■ **To do**
Return each entry exactly, omitting nothing.

■ **Data entries**
________________________________________
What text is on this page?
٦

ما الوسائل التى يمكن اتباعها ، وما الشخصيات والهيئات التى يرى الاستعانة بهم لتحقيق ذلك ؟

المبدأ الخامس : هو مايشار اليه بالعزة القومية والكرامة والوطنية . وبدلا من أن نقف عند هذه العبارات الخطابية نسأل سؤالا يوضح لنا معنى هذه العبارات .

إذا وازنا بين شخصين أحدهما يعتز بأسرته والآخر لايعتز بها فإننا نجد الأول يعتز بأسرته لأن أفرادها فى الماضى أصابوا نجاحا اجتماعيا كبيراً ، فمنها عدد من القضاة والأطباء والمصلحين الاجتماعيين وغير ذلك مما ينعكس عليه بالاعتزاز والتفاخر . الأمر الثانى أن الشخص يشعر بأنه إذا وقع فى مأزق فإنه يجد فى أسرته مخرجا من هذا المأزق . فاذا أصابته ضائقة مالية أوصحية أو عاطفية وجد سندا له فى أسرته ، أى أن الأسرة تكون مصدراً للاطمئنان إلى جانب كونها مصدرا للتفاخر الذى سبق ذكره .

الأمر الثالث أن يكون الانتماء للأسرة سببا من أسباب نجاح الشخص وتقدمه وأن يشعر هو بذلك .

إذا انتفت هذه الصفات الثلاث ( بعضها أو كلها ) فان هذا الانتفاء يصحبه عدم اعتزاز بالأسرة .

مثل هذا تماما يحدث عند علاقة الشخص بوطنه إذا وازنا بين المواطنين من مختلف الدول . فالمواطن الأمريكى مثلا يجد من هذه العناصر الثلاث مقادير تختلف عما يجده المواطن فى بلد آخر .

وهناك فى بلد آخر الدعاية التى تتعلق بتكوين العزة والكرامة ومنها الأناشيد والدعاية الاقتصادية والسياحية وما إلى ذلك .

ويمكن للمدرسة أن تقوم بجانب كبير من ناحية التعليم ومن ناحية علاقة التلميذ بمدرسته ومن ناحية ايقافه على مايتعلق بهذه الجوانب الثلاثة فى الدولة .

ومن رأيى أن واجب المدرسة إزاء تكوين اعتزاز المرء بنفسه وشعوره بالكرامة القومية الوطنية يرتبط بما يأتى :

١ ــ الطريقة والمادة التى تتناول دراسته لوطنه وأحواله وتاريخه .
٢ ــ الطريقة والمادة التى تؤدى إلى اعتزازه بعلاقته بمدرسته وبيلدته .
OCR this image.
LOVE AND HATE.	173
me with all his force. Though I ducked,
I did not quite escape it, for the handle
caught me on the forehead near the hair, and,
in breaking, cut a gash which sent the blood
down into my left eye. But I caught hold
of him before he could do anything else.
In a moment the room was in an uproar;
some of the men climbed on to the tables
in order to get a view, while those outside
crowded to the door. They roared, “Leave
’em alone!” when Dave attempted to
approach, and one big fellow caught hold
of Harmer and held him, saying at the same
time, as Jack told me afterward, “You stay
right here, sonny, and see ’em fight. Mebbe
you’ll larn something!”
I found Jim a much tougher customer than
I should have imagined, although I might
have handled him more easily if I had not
________________________________________
■ **Reply**
What text is on this page?
٦

ما الوسائل التى يمكن اتباعها ، وما الشخصيات والهيئات التى يرى الاستعانة بهم لتحقيق ذلك ؟

المبدأ الخامس : هو مايشار اليه بالعزة القومية والكرامة والوطنية . وبدلا من أن نقف عند هذه العبارات الخطابية نسأل سؤالا يوضح لنا معنى هذه العبارات .

إذا وازنا بين شخصين أحدهما يعتز بأسرته والآخر لايعتز بها فإننا نجد الأول يعتز بأسرته لأن أفرادها فى الماضى أصابوا نجاحا اجتماعيا كبيراً ، فمنها عدد من القضاة والأطباء والمصلحين الاجتماعيين وغير ذلك مما ينعكس عليه بالاعتزاز والتفاخر . الأمر الثانى أن الشخص يشعر بأنه إذا وقع فى مأزق فإنه يجد فى أسرته مخرجا من هذا المأزق . فاذا أصابته ضائقة مالية أوصحية أو عاطفية وجد سندا له فى أسرته ، أى أن الأسرة تكون مصدراً للاطمئنان إلى جانب كونها مصدرا للتفاخر الذى سبق ذكره .

الأمر الثالث أن يكون الانتماء للأسرة سببا من أسباب نجاح الشخص وتقدمه وأن يشعر هو بذلك .

إذا انتفت هذه الصفات الثلاث ( بعضها أو كلها ) فان هذا الانتفاء يصحبه عدم اعتزاز بالأسرة .

مثل هذا تماما يحدث عند علاقة الشخص بوطنه إذا وازنا بين المواطنين من مختلف الدول . فالمواطن الأمريكى مثلا يجد من هذه العناصر الثلاث مقادير تختلف عما يجده المواطن فى بلد آخر .

وهناك فى بلد آخر الدعاية التى تتعلق بتكوين العزة والكرامة ومنها الأناشيد والدعاية الاقتصادية والسياحية وما إلى ذلك .

ويمكن للمدرسة أن تقوم بجانب كبير من ناحية التعليم ومن ناحية علاقة التلميذ بمدرسته ومن ناحية ايقافه على مايتعلق بهذه الجوانب الثلاثة فى الدولة .

ومن رأيى أن واجب المدرسة إزاء تكوين اعتزاز المرء بنفسه وشعوره بالكرامة القومية الوطنية يرتبط بما يأتى :

١ ــ الطريقة والمادة التى تتناول دراسته لوطنه وأحواله وتاريخه .
٢ ــ الطريقة والمادة التى تؤدى إلى اعتزازه بعلاقته بمدرسته وبيلدته .
OCR this image.
LOVE AND HATE.	173
me with all his force. Though I ducked,
I did not quite escape it, for the handle
caught me on the forehead near the hair, and,
in breaking, cut a gash which sent the blood
down into my left eye. But I caught hold
of him before he could do anything else.
In a moment the room was in an uproar;
some of the men climbed on to the tables
in order to get a view, while those outside
crowded to the door. They roared, “Leave
’em alone!” when Dave attempted to
approach, and one big fellow caught hold
of Harmer and held him, saying at the same
time, as Jack told me afterward, “You stay
right here, sonny, and see ’em fight. Mebbe
you’ll larn something!”
I found Jim a much tougher customer than
I should have imagined, although I might
have handled him more easily if I had not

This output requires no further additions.